Exactly as written, quote every line that follows, skipping the images.

(Saved entries)
===

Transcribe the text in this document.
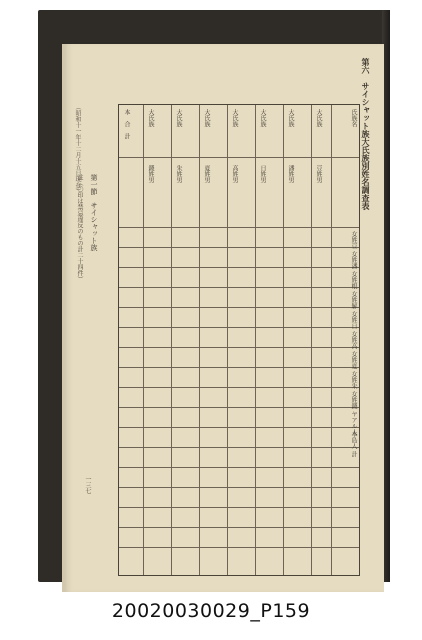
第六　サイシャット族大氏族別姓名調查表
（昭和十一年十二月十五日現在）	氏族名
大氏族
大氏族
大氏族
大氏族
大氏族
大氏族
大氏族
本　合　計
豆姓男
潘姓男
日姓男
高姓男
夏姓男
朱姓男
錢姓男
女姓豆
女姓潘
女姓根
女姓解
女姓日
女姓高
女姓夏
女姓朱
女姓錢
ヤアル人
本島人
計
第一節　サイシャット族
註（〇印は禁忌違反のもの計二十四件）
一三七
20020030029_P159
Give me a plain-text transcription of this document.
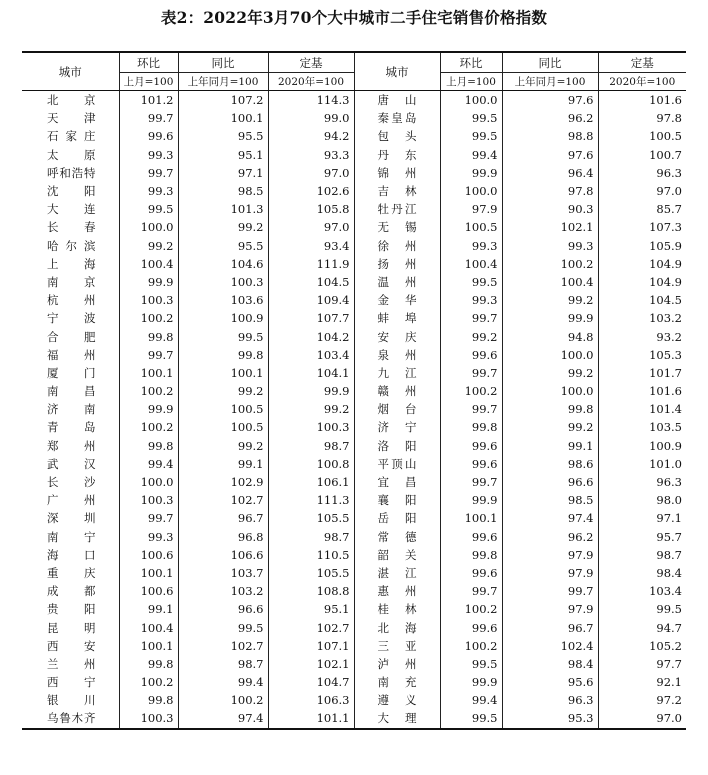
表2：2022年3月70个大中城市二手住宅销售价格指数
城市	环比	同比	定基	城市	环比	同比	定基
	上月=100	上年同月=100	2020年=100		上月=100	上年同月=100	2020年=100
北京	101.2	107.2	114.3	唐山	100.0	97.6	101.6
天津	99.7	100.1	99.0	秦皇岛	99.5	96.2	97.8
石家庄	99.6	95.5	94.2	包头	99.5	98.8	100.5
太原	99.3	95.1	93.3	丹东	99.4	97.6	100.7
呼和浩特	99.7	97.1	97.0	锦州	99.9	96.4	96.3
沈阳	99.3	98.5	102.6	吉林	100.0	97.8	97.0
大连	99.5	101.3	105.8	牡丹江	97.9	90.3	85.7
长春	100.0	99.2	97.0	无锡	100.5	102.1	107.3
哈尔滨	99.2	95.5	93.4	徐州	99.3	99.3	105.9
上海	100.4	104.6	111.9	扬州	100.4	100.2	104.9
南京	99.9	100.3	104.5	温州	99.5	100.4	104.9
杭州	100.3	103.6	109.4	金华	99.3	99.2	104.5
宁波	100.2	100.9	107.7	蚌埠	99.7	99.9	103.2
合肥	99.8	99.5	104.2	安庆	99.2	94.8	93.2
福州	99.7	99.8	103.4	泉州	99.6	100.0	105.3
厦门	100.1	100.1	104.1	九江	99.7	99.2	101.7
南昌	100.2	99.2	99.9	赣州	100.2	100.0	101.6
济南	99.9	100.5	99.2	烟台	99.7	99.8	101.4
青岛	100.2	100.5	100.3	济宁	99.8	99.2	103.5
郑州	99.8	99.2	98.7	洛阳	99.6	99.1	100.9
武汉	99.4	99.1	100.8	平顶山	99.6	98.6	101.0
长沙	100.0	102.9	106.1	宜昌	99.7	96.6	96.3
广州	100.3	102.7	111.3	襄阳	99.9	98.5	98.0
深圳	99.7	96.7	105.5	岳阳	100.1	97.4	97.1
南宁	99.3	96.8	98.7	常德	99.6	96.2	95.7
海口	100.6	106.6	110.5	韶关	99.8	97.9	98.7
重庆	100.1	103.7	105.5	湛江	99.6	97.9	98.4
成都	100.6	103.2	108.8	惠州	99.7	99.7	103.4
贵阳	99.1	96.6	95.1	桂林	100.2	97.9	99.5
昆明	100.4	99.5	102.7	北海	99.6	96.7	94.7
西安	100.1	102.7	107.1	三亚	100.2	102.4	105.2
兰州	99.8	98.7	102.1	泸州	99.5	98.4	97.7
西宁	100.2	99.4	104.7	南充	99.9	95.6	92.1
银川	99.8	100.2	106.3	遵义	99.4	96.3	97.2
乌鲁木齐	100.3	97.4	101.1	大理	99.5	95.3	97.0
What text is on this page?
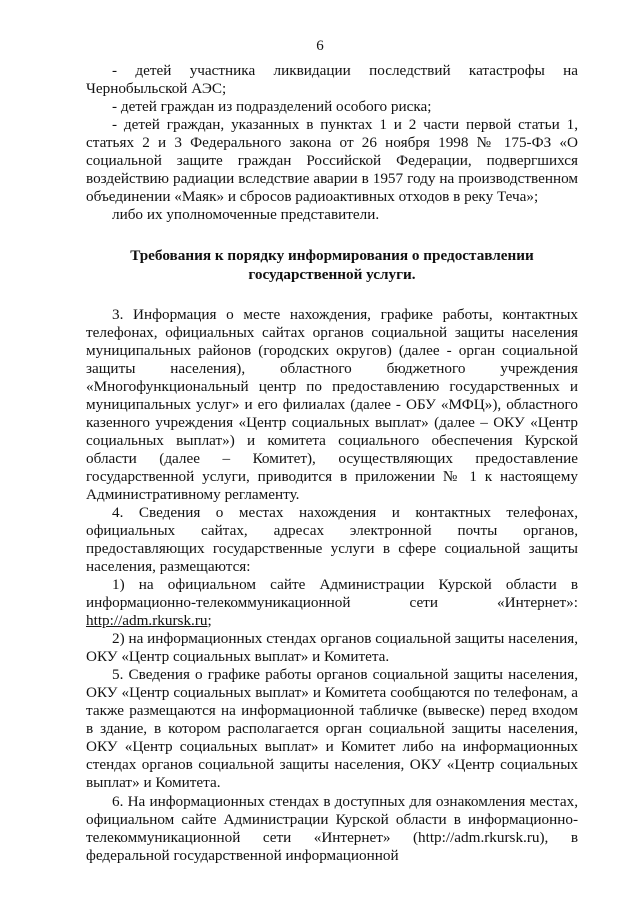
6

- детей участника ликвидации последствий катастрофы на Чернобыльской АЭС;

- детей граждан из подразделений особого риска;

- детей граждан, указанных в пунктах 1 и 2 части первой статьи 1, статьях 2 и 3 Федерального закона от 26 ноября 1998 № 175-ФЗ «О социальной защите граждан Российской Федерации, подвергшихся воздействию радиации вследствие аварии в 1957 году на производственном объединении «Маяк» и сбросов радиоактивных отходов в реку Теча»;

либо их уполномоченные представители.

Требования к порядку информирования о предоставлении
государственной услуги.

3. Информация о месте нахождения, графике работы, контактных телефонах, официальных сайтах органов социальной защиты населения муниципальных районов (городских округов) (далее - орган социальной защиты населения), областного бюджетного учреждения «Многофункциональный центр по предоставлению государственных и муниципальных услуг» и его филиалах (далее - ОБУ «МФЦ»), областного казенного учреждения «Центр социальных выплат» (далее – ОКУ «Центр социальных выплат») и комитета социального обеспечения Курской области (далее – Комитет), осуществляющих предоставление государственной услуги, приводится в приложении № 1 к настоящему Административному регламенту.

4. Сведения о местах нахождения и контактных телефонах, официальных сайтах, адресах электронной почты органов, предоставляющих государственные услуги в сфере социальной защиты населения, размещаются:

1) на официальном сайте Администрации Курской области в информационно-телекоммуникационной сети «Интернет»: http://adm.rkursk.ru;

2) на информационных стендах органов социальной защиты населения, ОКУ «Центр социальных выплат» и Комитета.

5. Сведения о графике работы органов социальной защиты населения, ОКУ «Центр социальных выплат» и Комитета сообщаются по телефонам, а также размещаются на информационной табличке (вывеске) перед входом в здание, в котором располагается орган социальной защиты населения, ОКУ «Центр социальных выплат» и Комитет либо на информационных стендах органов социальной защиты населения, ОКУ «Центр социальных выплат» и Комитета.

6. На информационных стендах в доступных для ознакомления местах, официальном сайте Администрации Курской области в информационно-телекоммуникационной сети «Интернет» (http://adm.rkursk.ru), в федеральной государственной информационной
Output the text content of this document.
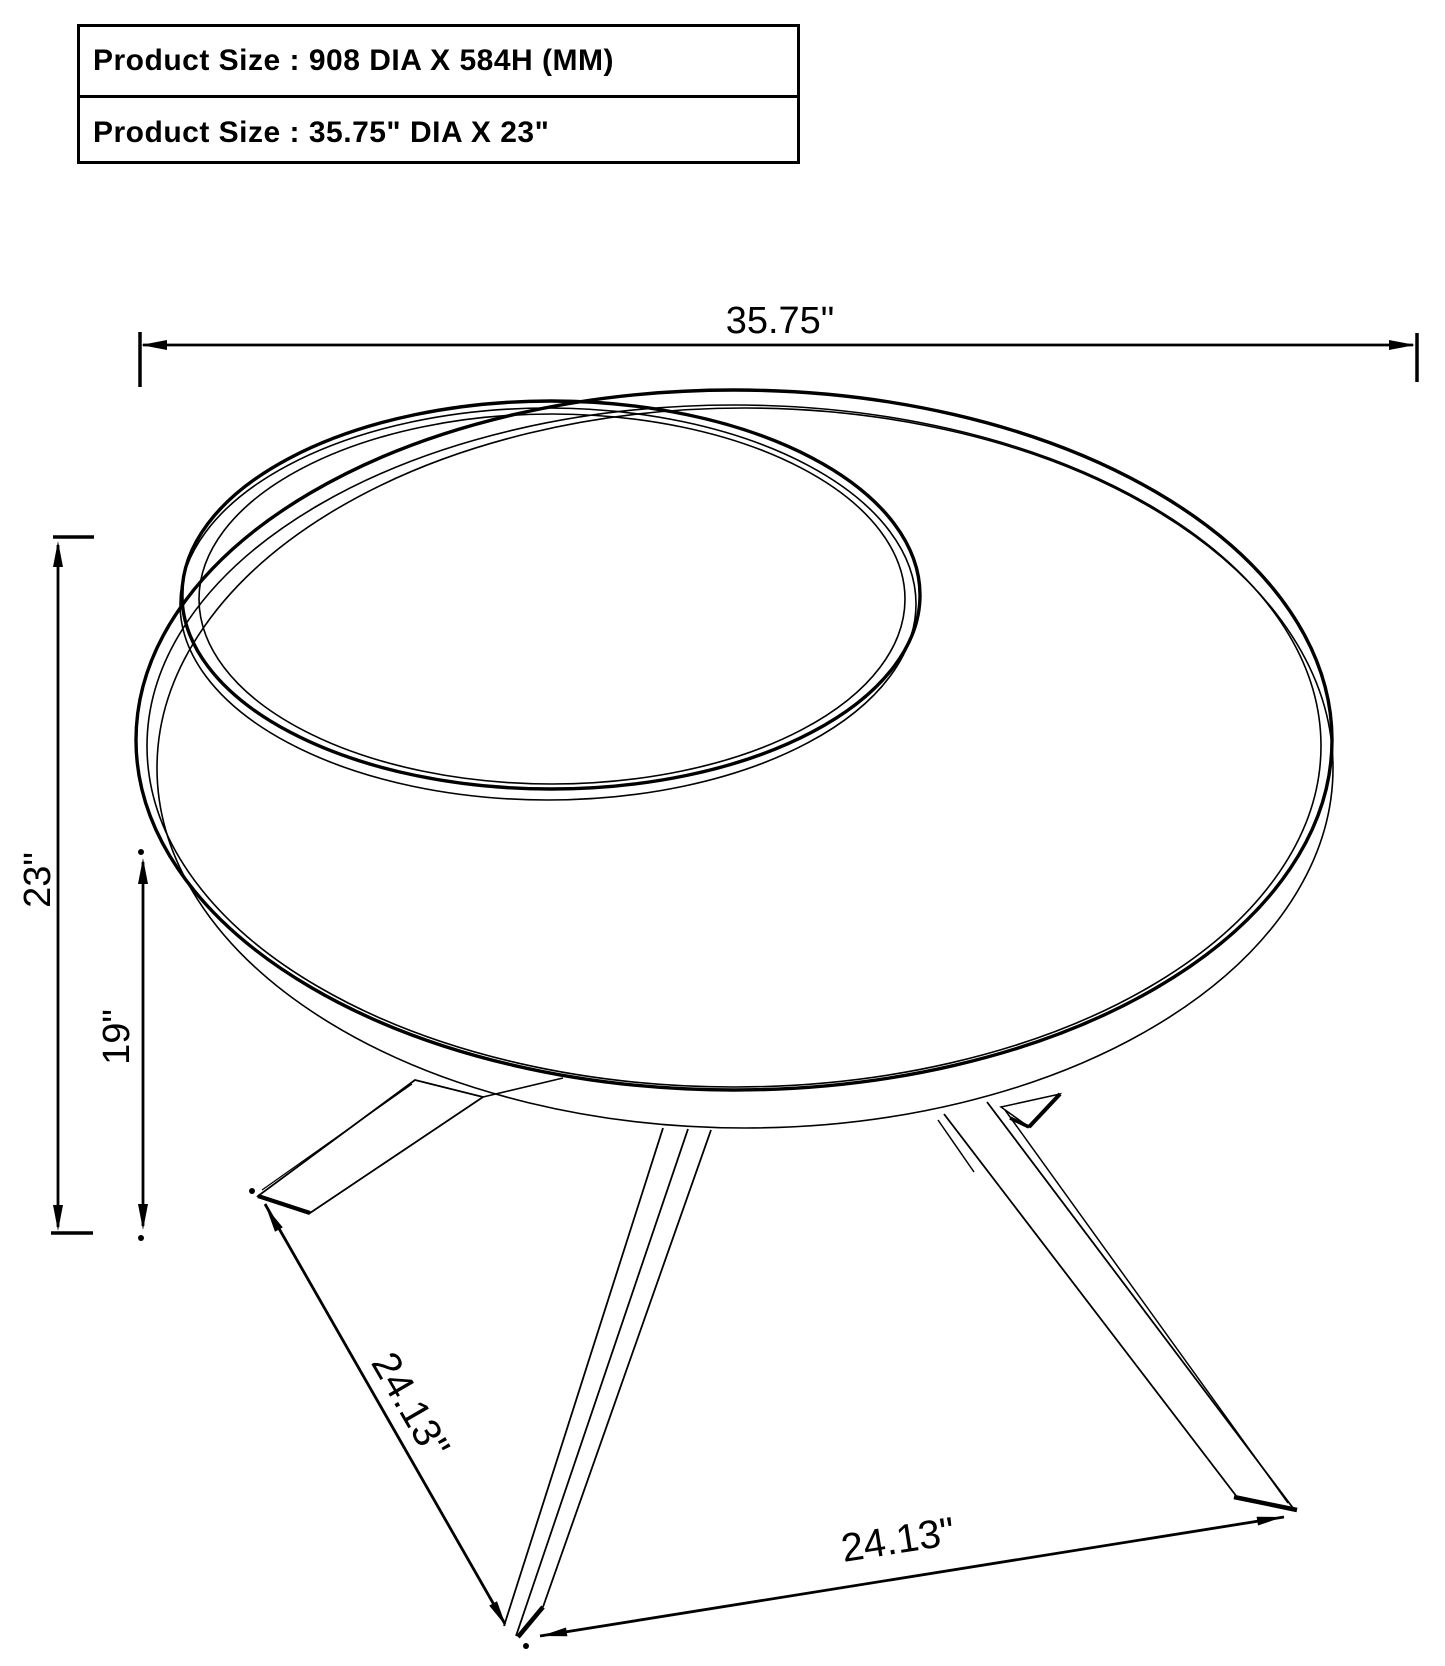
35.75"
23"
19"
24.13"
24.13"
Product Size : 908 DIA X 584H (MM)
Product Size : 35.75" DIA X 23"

===

→ **Task answer**
Transcribe the text in this document.
第六　サイシャット族大氏族別姓名調查表
（昭和十一年十二月十五日現在）	氏族名
大氏族
大氏族
大氏族
大氏族
大氏族
大氏族
大氏族
本　合　計
豆姓男
潘姓男
日姓男
高姓男
夏姓男
朱姓男
錢姓男
女姓豆
女姓潘
女姓根
女姓解
女姓日
女姓高
女姓夏
女姓朱
女姓錢
ヤアル人
本島人
計
第一節　サイシャット族
註（〇印は禁忌違反のもの計二十四件）
一三七
20020030029_P159
Give me a plain-text transcription of this document.
表2：2022年3月70个大中城市二手住宅销售价格指数
城市	环比	同比	定基	城市	环比	同比	定基
	上月=100	上年同月=100	2020年=100		上月=100	上年同月=100	2020年=100
北京	101.2	107.2	114.3	唐山	100.0	97.6	101.6
天津	99.7	100.1	99.0	秦皇岛	99.5	96.2	97.8
石家庄	99.6	95.5	94.2	包头	99.5	98.8	100.5
太原	99.3	95.1	93.3	丹东	99.4	97.6	100.7
呼和浩特	99.7	97.1	97.0	锦州	99.9	96.4	96.3
沈阳	99.3	98.5	102.6	吉林	100.0	97.8	97.0
大连	99.5	101.3	105.8	牡丹江	97.9	90.3	85.7
长春	100.0	99.2	97.0	无锡	100.5	102.1	107.3
哈尔滨	99.2	95.5	93.4	徐州	99.3	99.3	105.9
上海	100.4	104.6	111.9	扬州	100.4	100.2	104.9
南京	99.9	100.3	104.5	温州	99.5	100.4	104.9
杭州	100.3	103.6	109.4	金华	99.3	99.2	104.5
宁波	100.2	100.9	107.7	蚌埠	99.7	99.9	103.2
合肥	99.8	99.5	104.2	安庆	99.2	94.8	93.2
福州	99.7	99.8	103.4	泉州	99.6	100.0	105.3
厦门	100.1	100.1	104.1	九江	99.7	99.2	101.7
南昌	100.2	99.2	99.9	赣州	100.2	100.0	101.6
济南	99.9	100.5	99.2	烟台	99.7	99.8	101.4
青岛	100.2	100.5	100.3	济宁	99.8	99.2	103.5
郑州	99.8	99.2	98.7	洛阳	99.6	99.1	100.9
武汉	99.4	99.1	100.8	平顶山	99.6	98.6	101.0
长沙	100.0	102.9	106.1	宜昌	99.7	96.6	96.3
广州	100.3	102.7	111.3	襄阳	99.9	98.5	98.0
深圳	99.7	96.7	105.5	岳阳	100.1	97.4	97.1
南宁	99.3	96.8	98.7	常德	99.6	96.2	95.7
海口	100.6	106.6	110.5	韶关	99.8	97.9	98.7
重庆	100.1	103.7	105.5	湛江	99.6	97.9	98.4
成都	100.6	103.2	108.8	惠州	99.7	99.7	103.4
贵阳	99.1	96.6	95.1	桂林	100.2	97.9	99.5
昆明	100.4	99.5	102.7	北海	99.6	96.7	94.7
西安	100.1	102.7	107.1	三亚	100.2	102.4	105.2
兰州	99.8	98.7	102.1	泸州	99.5	98.4	97.7
西宁	100.2	99.4	104.7	南充	99.9	95.6	92.1
银川	99.8	100.2	106.3	遵义	99.4	96.3	97.2
乌鲁木齐	100.3	97.4	101.1	大理	99.5	95.3	97.0
What text is on this page?
6

- детей участника ликвидации последствий катастрофы на Чернобыльской АЭС;

- детей граждан из подразделений особого риска;

- детей граждан, указанных в пунктах 1 и 2 части первой статьи 1, статьях 2 и 3 Федерального закона от 26 ноября 1998 № 175-ФЗ «О социальной защите граждан Российской Федерации, подвергшихся воздействию радиации вследствие аварии в 1957 году на производственном объединении «Маяк» и сбросов радиоактивных отходов в реку Теча»;

либо их уполномоченные представители.

Требования к порядку информирования о предоставлении
государственной услуги.

3. Информация о месте нахождения, графике работы, контактных телефонах, официальных сайтах органов социальной защиты населения муниципальных районов (городских округов) (далее - орган социальной защиты населения), областного бюджетного учреждения «Многофункциональный центр по предоставлению государственных и муниципальных услуг» и его филиалах (далее - ОБУ «МФЦ»), областного казенного учреждения «Центр социальных выплат» (далее – ОКУ «Центр социальных выплат») и комитета социального обеспечения Курской области (далее – Комитет), осуществляющих предоставление государственной услуги, приводится в приложении № 1 к настоящему Административному регламенту.

4. Сведения о местах нахождения и контактных телефонах, официальных сайтах, адресах электронной почты органов, предоставляющих государственные услуги в сфере социальной защиты населения, размещаются:

1) на официальном сайте Администрации Курской области в информационно-телекоммуникационной сети «Интернет»: http://adm.rkursk.ru;

2) на информационных стендах органов социальной защиты населения, ОКУ «Центр социальных выплат» и Комитета.

5. Сведения о графике работы органов социальной защиты населения, ОКУ «Центр социальных выплат» и Комитета сообщаются по телефонам, а также размещаются на информационной табличке (вывеске) перед входом в здание, в котором располагается орган социальной защиты населения, ОКУ «Центр социальных выплат» и Комитет либо на информационных стендах органов социальной защиты населения, ОКУ «Центр социальных выплат» и Комитета.

6. На информационных стендах в доступных для ознакомления местах, официальном сайте Администрации Курской области в информационно-телекоммуникационной сети «Интернет» (http://adm.rkursk.ru), в федеральной государственной информационной
Output the text content of this document.
35.75"
23"
19"
24.13"
24.13"
Product Size : 908 DIA X 584H (MM)
Product Size : 35.75" DIA X 23"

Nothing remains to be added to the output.